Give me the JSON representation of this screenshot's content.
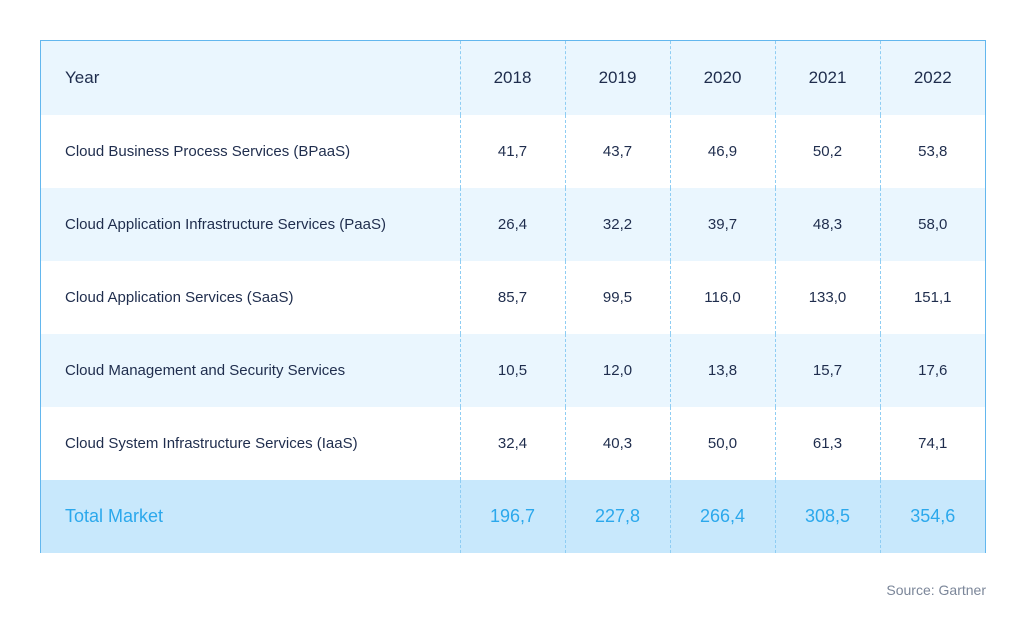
{
  "chart_data": {
    "type": "table",
    "columns": [
      "Year",
      "2018",
      "2019",
      "2020",
      "2021",
      "2022"
    ],
    "rows": [
      {
        "label": "Cloud Business Process Services (BPaaS)",
        "values": [
          "41,7",
          "43,7",
          "46,9",
          "50,2",
          "53,8"
        ]
      },
      {
        "label": "Cloud Application Infrastructure Services (PaaS)",
        "values": [
          "26,4",
          "32,2",
          "39,7",
          "48,3",
          "58,0"
        ]
      },
      {
        "label": "Cloud Application Services (SaaS)",
        "values": [
          "85,7",
          "99,5",
          "116,0",
          "133,0",
          "151,1"
        ]
      },
      {
        "label": "Cloud Management and Security Services",
        "values": [
          "10,5",
          "12,0",
          "13,8",
          "15,7",
          "17,6"
        ]
      },
      {
        "label": "Cloud System Infrastructure Services (IaaS)",
        "values": [
          "32,4",
          "40,3",
          "50,0",
          "61,3",
          "74,1"
        ]
      }
    ],
    "total": {
      "label": "Total Market",
      "values": [
        "196,7",
        "227,8",
        "266,4",
        "308,5",
        "354,6"
      ]
    },
    "source": "Source: Gartner"
  },
  "colors": {
    "border": "#63b7ee",
    "header_bg": "#eaf6fe",
    "total_bg": "#c8e8fc",
    "accent_text": "#2ba8ec",
    "body_text": "#1f2d4d"
  }
}
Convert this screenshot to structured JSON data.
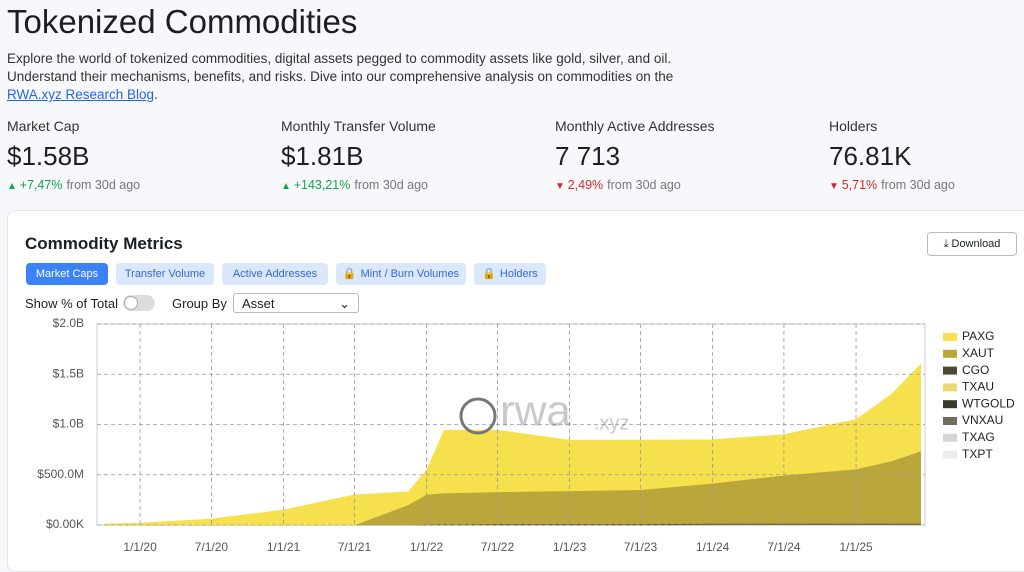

══════

**Given request:** Retype all of the entries exactly as written, leaving out any images.

**The output:**
Give me the JSON representation of this screenshot's content.
{
  "chart_data": {
    "type": "table",
    "columns": [
      "Year",
      "2018",
      "2019",
      "2020",
      "2021",
      "2022"
    ],
    "rows": [
      {
        "label": "Cloud Business Process Services (BPaaS)",
        "values": [
          "41,7",
          "43,7",
          "46,9",
          "50,2",
          "53,8"
        ]
      },
      {
        "label": "Cloud Application Infrastructure Services (PaaS)",
        "values": [
          "26,4",
          "32,2",
          "39,7",
          "48,3",
          "58,0"
        ]
      },
      {
        "label": "Cloud Application Services (SaaS)",
        "values": [
          "85,7",
          "99,5",
          "116,0",
          "133,0",
          "151,1"
        ]
      },
      {
        "label": "Cloud Management and Security Services",
        "values": [
          "10,5",
          "12,0",
          "13,8",
          "15,7",
          "17,6"
        ]
      },
      {
        "label": "Cloud System Infrastructure Services (IaaS)",
        "values": [
          "32,4",
          "40,3",
          "50,0",
          "61,3",
          "74,1"
        ]
      }
    ],
    "total": {
      "label": "Total Market",
      "values": [
        "196,7",
        "227,8",
        "266,4",
        "308,5",
        "354,6"
      ]
    },
    "source": "Source: Gartner"
  },
  "colors": {
    "border": "#63b7ee",
    "header_bg": "#eaf6fe",
    "total_bg": "#c8e8fc",
    "accent_text": "#2ba8ec",
    "body_text": "#1f2d4d"
  }
}
Convert this screenshot to structured JSON data.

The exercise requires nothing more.